• Task objective: State the number of lines that include the string "geográfico", and write nothing else.

— begin Material provided —

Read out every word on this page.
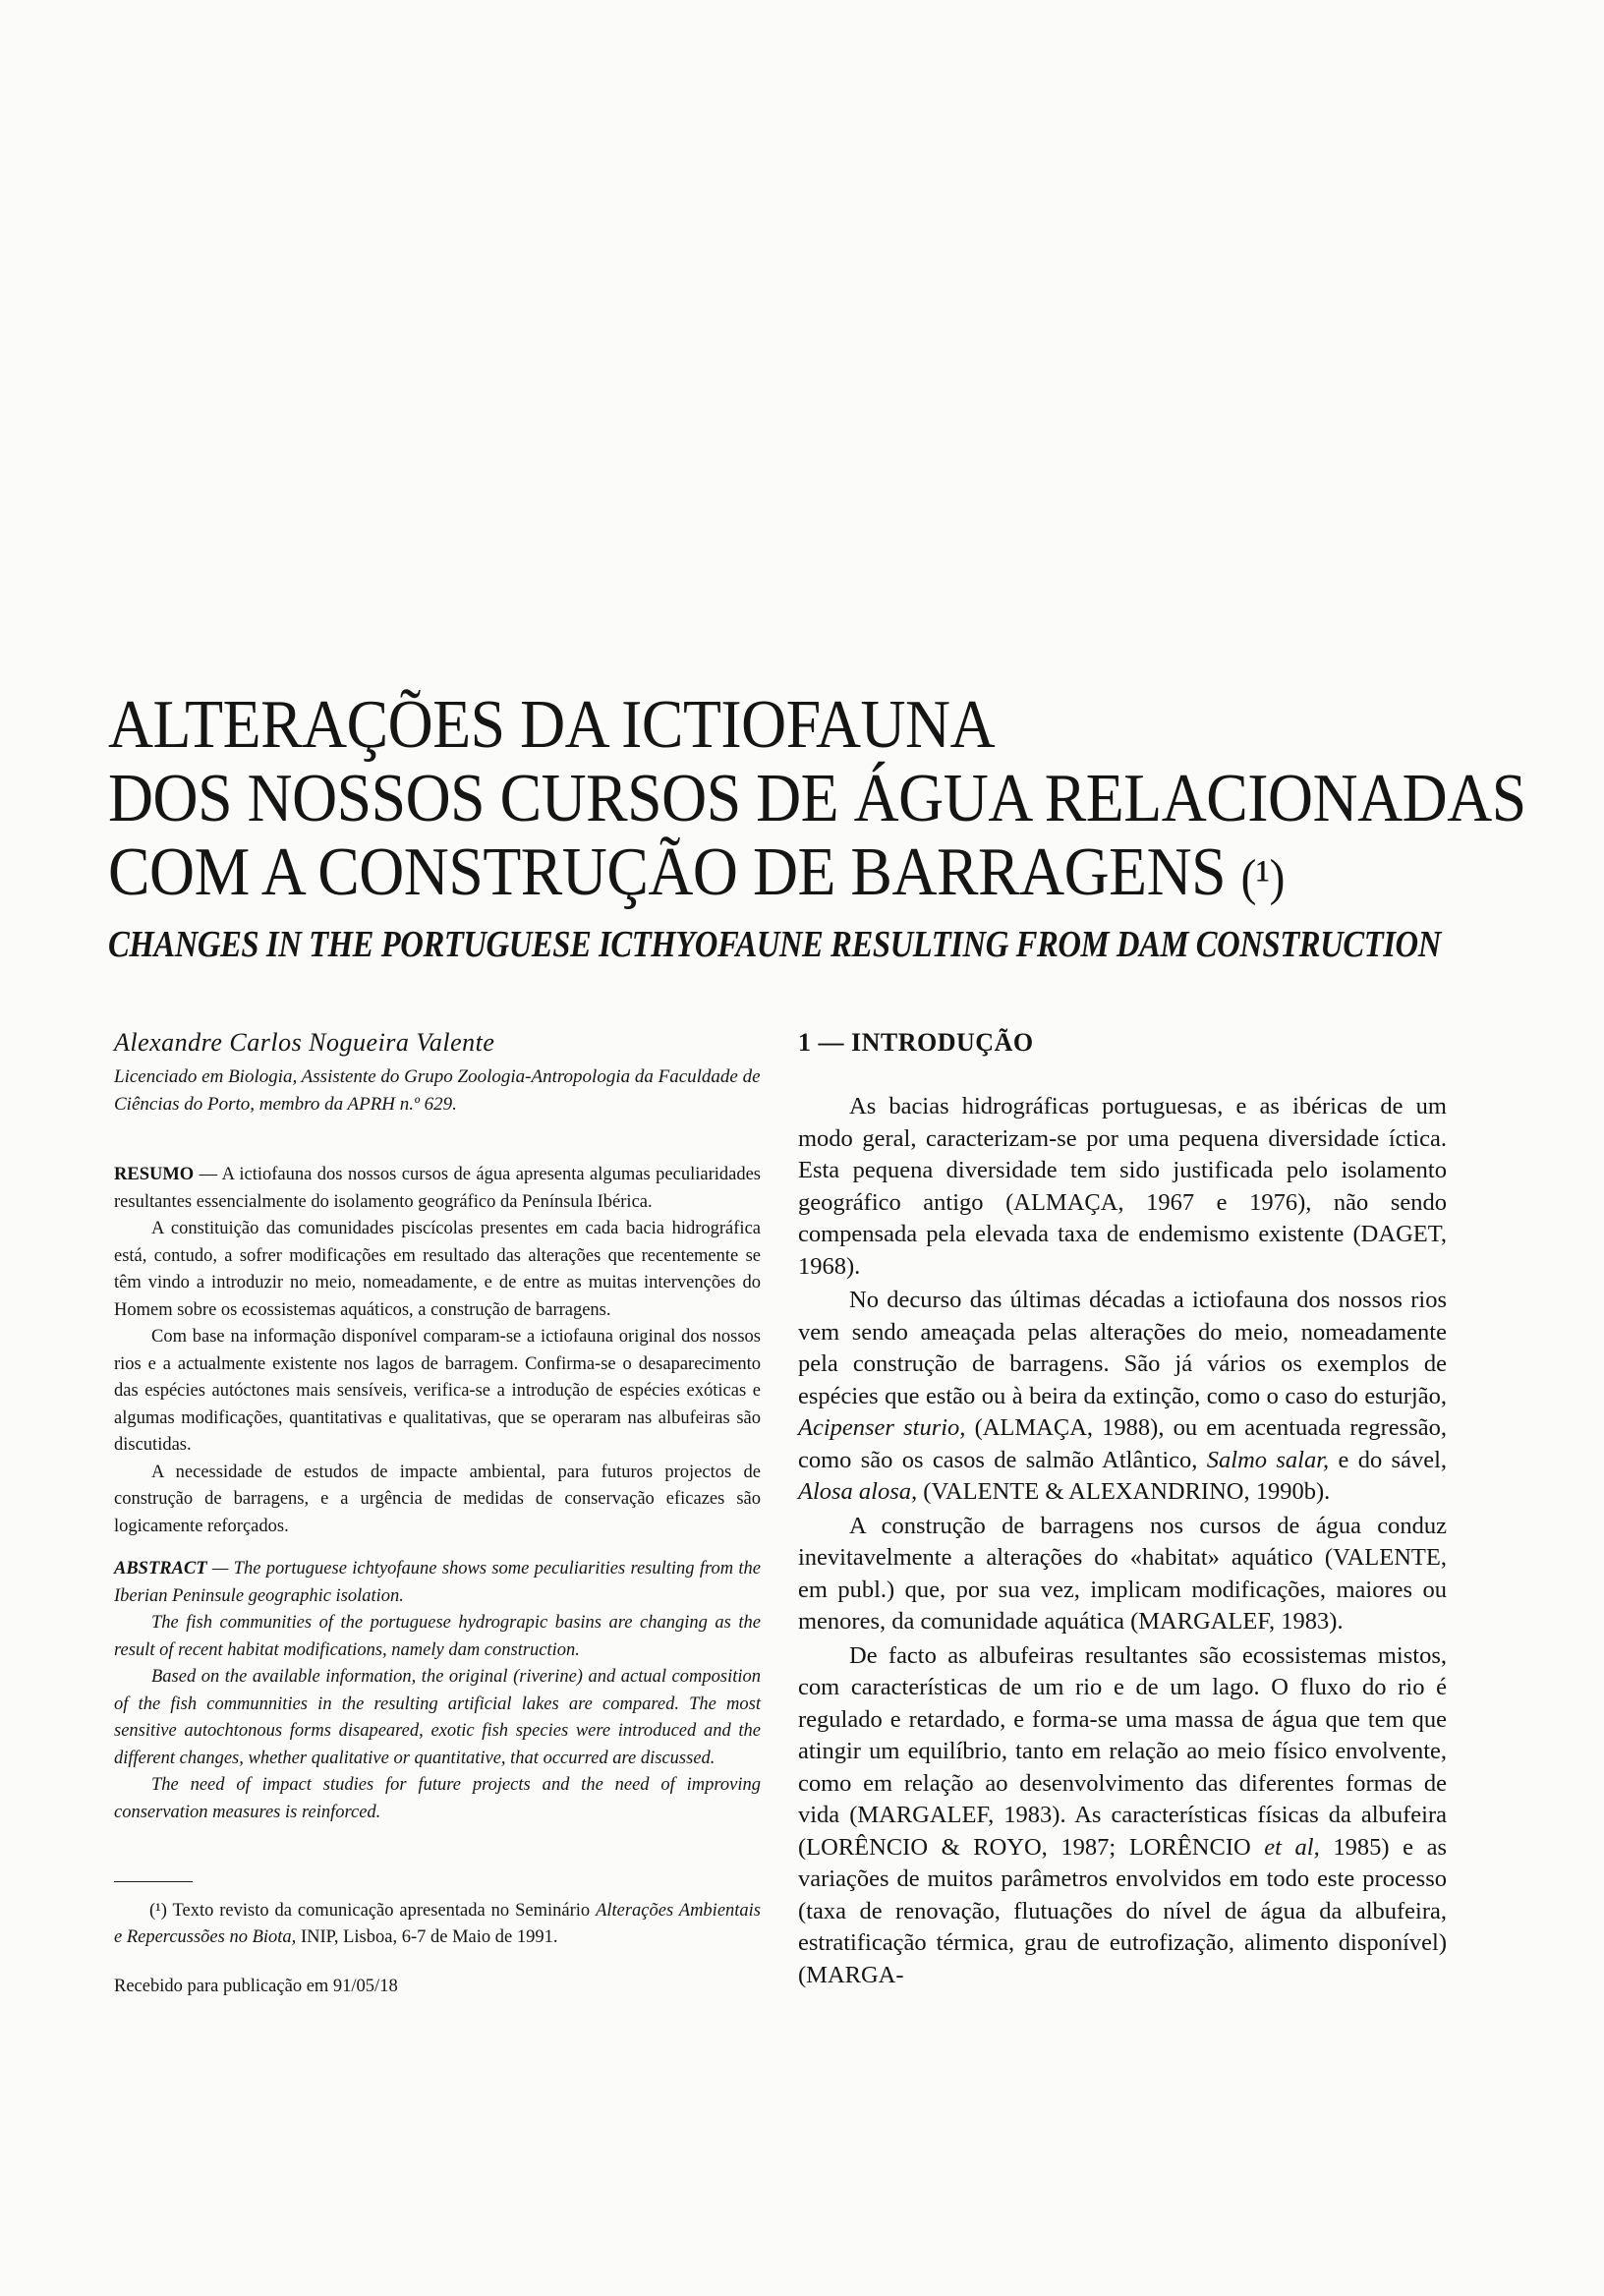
ALTERAÇÕES DA ICTIOFAUNA
DOS NOSSOS CURSOS DE ÁGUA RELACIONADAS
COM A CONSTRUÇÃO DE BARRAGENS (¹)
CHANGES IN THE PORTUGUESE ICTHYOFAUNE RESULTING FROM DAM CONSTRUCTION

Alexandre Carlos Nogueira Valente

Licenciado em Biologia, Assistente do Grupo Zoologia-Antropologia da Faculdade de Ciências do Porto, membro da APRH n.º 629.

RESUMO — A ictiofauna dos nossos cursos de água apresenta algumas peculiaridades resultantes essencialmente do isolamento geográfico da Península Ibérica.

A constituição das comunidades piscícolas presentes em cada bacia hidrográfica está, contudo, a sofrer modificações em resultado das alterações que recentemente se têm vindo a introduzir no meio, nomeadamente, e de entre as muitas intervenções do Homem sobre os ecossistemas aquáticos, a construção de barragens.

Com base na informação disponível comparam-se a ictiofauna original dos nossos rios e a actualmente existente nos lagos de barragem. Confirma-se o desaparecimento das espécies autóctones mais sensíveis, verifica-se a introdução de espécies exóticas e algumas modificações, quantitativas e qualitativas, que se operaram nas albufeiras são discutidas.

A necessidade de estudos de impacte ambiental, para futuros projectos de construção de barragens, e a urgência de medidas de conservação eficazes são logicamente reforçados.

ABSTRACT — The portuguese ichtyofaune shows some peculiarities resulting from the Iberian Peninsule geographic isolation.

The fish communities of the portuguese hydrograpic basins are changing as the result of recent habitat modifications, namely dam construction.

Based on the available information, the original (riverine) and actual composition of the fish communnities in the resulting artificial lakes are compared. The most sensitive autochtonous forms disapeared, exotic fish species were introduced and the different changes, whether qualitative or quantitative, that occurred are discussed.

The need of impact studies for future projects and the need of improving conservation measures is reinforced.

(¹) Texto revisto da comunicação apresentada no Seminário Alterações Ambientais e Repercussões no Biota, INIP, Lisboa, 6-7 de Maio de 1991.

Recebido para publicação em 91/05/18
1 — INTRODUÇÃO

As bacias hidrográficas portuguesas, e as ibéricas de um modo geral, caracterizam-se por uma pequena diversidade íctica. Esta pequena diversidade tem sido justificada pelo isolamento geográfico antigo (ALMAÇA, 1967 e 1976), não sendo compensada pela elevada taxa de endemismo existente (DAGET, 1968).

No decurso das últimas décadas a ictiofauna dos nossos rios vem sendo ameaçada pelas alterações do meio, nomeadamente pela construção de barragens. São já vários os exemplos de espécies que estão ou à beira da extinção, como o caso do esturjão, Acipenser sturio, (ALMAÇA, 1988), ou em acentuada regressão, como são os casos de salmão Atlântico, Salmo salar, e do sável, Alosa alosa, (VALENTE & ALEXANDRINO, 1990b).

A construção de barragens nos cursos de água conduz inevitavelmente a alterações do «habitat» aquático (VALENTE, em publ.) que, por sua vez, implicam modificações, maiores ou menores, da comunidade aquática (MARGALEF, 1983).

De facto as albufeiras resultantes são ecossistemas mistos, com características de um rio e de um lago. O fluxo do rio é regulado e retardado, e forma-se uma massa de água que tem que atingir um equilíbrio, tanto em relação ao meio físico envolvente, como em relação ao desenvolvimento das diferentes formas de vida (MARGALEF, 1983). As características físicas da albufeira (LORÊNCIO & ROYO, 1987; LORÊNCIO et al, 1985) e as variações de muitos parâmetros envolvidos em todo este processo (taxa de renovação, flutuações do nível de água da albufeira, estratificação térmica, grau de eutrofização, alimento disponível) (MARGA-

— end Material provided —

• Full output: 2